━━━ Supplied data ━━━

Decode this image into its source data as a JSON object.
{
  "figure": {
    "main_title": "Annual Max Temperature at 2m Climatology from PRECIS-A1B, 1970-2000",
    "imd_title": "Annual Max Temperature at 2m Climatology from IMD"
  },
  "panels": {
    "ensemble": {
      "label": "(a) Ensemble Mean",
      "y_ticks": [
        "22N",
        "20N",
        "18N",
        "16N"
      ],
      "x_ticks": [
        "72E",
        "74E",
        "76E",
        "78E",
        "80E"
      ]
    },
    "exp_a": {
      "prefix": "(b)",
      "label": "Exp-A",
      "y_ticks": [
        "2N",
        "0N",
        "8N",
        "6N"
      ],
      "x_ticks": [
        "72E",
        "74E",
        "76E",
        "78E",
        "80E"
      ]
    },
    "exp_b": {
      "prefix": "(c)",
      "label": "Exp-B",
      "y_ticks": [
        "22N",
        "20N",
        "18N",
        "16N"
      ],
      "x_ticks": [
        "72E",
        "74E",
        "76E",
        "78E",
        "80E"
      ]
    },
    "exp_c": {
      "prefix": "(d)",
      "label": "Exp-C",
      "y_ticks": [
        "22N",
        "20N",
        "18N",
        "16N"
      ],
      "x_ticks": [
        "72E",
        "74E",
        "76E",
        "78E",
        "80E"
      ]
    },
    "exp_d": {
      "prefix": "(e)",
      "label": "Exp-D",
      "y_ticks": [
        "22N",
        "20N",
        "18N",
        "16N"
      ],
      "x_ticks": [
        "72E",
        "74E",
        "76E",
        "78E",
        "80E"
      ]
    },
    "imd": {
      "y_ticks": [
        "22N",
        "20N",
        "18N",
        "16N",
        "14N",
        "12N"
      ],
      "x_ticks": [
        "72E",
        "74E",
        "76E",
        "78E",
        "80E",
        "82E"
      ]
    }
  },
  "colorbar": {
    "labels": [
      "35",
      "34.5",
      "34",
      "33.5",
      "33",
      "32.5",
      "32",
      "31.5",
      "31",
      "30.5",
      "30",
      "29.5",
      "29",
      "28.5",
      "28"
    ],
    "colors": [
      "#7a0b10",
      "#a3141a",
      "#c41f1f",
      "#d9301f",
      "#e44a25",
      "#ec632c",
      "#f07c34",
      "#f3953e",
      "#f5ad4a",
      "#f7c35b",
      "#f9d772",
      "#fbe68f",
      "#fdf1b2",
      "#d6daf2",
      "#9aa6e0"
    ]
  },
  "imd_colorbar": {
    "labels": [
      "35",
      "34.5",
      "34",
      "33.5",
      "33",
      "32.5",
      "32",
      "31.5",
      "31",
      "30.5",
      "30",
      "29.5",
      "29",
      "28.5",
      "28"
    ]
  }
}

━━━

§ **Request**:
Each line in the material above must be retyped without alteration.

§ **Full answer**:
Decode this image into its source data as a JSON object.
{
  "figure": {
    "main_title": "Annual Max Temperature at 2m Climatology from PRECIS-A1B, 1970-2000",
    "imd_title": "Annual Max Temperature at 2m Climatology from IMD"
  },
  "panels": {
    "ensemble": {
      "label": "(a) Ensemble Mean",
      "y_ticks": [
        "22N",
        "20N",
        "18N",
        "16N"
      ],
      "x_ticks": [
        "72E",
        "74E",
        "76E",
        "78E",
        "80E"
      ]
    },
    "exp_a": {
      "prefix": "(b)",
      "label": "Exp-A",
      "y_ticks": [
        "2N",
        "0N",
        "8N",
        "6N"
      ],
      "x_ticks": [
        "72E",
        "74E",
        "76E",
        "78E",
        "80E"
      ]
    },
    "exp_b": {
      "prefix": "(c)",
      "label": "Exp-B",
      "y_ticks": [
        "22N",
        "20N",
        "18N",
        "16N"
      ],
      "x_ticks": [
        "72E",
        "74E",
        "76E",
        "78E",
        "80E"
      ]
    },
    "exp_c": {
      "prefix": "(d)",
      "label": "Exp-C",
      "y_ticks": [
        "22N",
        "20N",
        "18N",
        "16N"
      ],
      "x_ticks": [
        "72E",
        "74E",
        "76E",
        "78E",
        "80E"
      ]
    },
    "exp_d": {
      "prefix": "(e)",
      "label": "Exp-D",
      "y_ticks": [
        "22N",
        "20N",
        "18N",
        "16N"
      ],
      "x_ticks": [
        "72E",
        "74E",
        "76E",
        "78E",
        "80E"
      ]
    },
    "imd": {
      "y_ticks": [
        "22N",
        "20N",
        "18N",
        "16N",
        "14N",
        "12N"
      ],
      "x_ticks": [
        "72E",
        "74E",
        "76E",
        "78E",
        "80E",
        "82E"
      ]
    }
  },
  "colorbar": {
    "labels": [
      "35",
      "34.5",
      "34",
      "33.5",
      "33",
      "32.5",
      "32",
      "31.5",
      "31",
      "30.5",
      "30",
      "29.5",
      "29",
      "28.5",
      "28"
    ],
    "colors": [
      "#7a0b10",
      "#a3141a",
      "#c41f1f",
      "#d9301f",
      "#e44a25",
      "#ec632c",
      "#f07c34",
      "#f3953e",
      "#f5ad4a",
      "#f7c35b",
      "#f9d772",
      "#fbe68f",
      "#fdf1b2",
      "#d6daf2",
      "#9aa6e0"
    ]
  },
  "imd_colorbar": {
    "labels": [
      "35",
      "34.5",
      "34",
      "33.5",
      "33",
      "32.5",
      "32",
      "31.5",
      "31",
      "30.5",
      "30",
      "29.5",
      "29",
      "28.5",
      "28"
    ]
  }
}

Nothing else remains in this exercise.